Document excerpt:

______

1. RE: USB ROOT HUB driver
lbyard Jan-31-01 05:45 PM
In response to message 0
Do you have an explanation mark next to the driver? Win 98 should work, I’ve done it many times. Check the CMOS setup to be sure USB is enabled and an IRQ is assigned to it. Many BIOSes have two places that have to be enabled for USB. USB on many motherboards share an IRQ with one or more PCI slots. Try enabling OS is PnP aware in the BIOS so Windows will do IRQ steering (share interrupts). Try moving PCI cards to other slots. I see nothing on Shuttle’s site on this problem. You may want to download (http://www.spacewalker.com/english/download.htm#AI61) and false the BIOS if your shows a date older than 4/8/2000 when your computer first boots. Do that at your own risk. If something goes wrong with the flash (power outage, etc.) or you make a mistake doing it (use the wrong BIOS, etc.), your motherboard may become inoperable. Finally, click Help, Internet Help, or something like that, to go to Microsoft’s web site and upgrade Win 98 with all of the latest upgrades/bug Fixes, etc. Larry

2. RE: USB ROOT HUB driver
teebucket Feb-01-01 01:28 PM
In response to message 1
I check in the setup and the USB is turned on and no IRQ conflicts. There is explanation mark next to the driver. The only thing I have not tried is re-lod the OS. I want to do a clean load of Windows 98 SE. The problem is that we have a lot of data and e/mail address and bookmarks. I have ID the data files and back them up. We are using Outlook 2000 and I don't know which files to back up for the e/mail messages, address and bookmarks/contacts.

______

Entries provided:

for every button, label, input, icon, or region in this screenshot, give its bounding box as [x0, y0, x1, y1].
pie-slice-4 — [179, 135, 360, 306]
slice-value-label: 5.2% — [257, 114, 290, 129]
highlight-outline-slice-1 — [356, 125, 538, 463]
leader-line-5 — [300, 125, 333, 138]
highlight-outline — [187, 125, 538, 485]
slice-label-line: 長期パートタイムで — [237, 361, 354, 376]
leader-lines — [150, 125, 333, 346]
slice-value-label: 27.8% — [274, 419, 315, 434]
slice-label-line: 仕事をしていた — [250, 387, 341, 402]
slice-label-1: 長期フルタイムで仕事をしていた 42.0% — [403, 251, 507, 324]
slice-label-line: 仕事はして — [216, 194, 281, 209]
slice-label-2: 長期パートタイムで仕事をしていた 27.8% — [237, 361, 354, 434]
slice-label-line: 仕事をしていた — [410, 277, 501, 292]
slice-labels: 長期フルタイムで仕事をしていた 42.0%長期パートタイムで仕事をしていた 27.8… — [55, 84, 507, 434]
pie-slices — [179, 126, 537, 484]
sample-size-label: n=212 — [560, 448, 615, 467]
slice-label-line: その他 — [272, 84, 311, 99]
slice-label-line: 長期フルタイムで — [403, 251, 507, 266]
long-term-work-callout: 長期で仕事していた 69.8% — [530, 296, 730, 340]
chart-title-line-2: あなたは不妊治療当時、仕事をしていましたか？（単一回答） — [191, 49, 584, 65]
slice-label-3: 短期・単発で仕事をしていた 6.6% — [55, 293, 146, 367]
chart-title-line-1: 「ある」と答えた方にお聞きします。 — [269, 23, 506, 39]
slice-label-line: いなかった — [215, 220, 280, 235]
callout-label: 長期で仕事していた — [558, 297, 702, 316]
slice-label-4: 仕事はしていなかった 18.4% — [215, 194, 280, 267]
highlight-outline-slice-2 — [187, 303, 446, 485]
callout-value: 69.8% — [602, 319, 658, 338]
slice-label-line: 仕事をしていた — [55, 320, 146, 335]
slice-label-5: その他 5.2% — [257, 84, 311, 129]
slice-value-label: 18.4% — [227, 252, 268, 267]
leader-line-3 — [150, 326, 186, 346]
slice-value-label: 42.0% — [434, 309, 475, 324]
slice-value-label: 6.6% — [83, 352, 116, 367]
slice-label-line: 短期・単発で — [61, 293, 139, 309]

______

Exercise tasks:
A: List every date that appears in the USB forum thread.
B: Copy the USB forum thread word for word between "2. RE: USB ROOT" and "address and bookmarks/contacts.", inclusive.
C: In the USB forum thread, which version of Outlook does the second post say is being used?

Expected outputs:
A:
Jan-31-01
Feb-01-01
4/8/2000

B:
2. RE: USB ROOT HUB driver
teebucket Feb-01-01 01:28 PM
In response to message 1
I check in the setup and the USB is turned on and no IRQ conflicts. There is explanation mark next to the driver. The only thing I have not tried is re-lod the OS. I want to do a clean load of Windows 98 SE. The problem is that we have a lot of data and e/mail address and bookmarks. I have ID the data files and back them up. We are using Outlook 2000 and I don't know which files to back up for the e/mail messages, address and bookmarks/contacts.

C: Outlook 2000.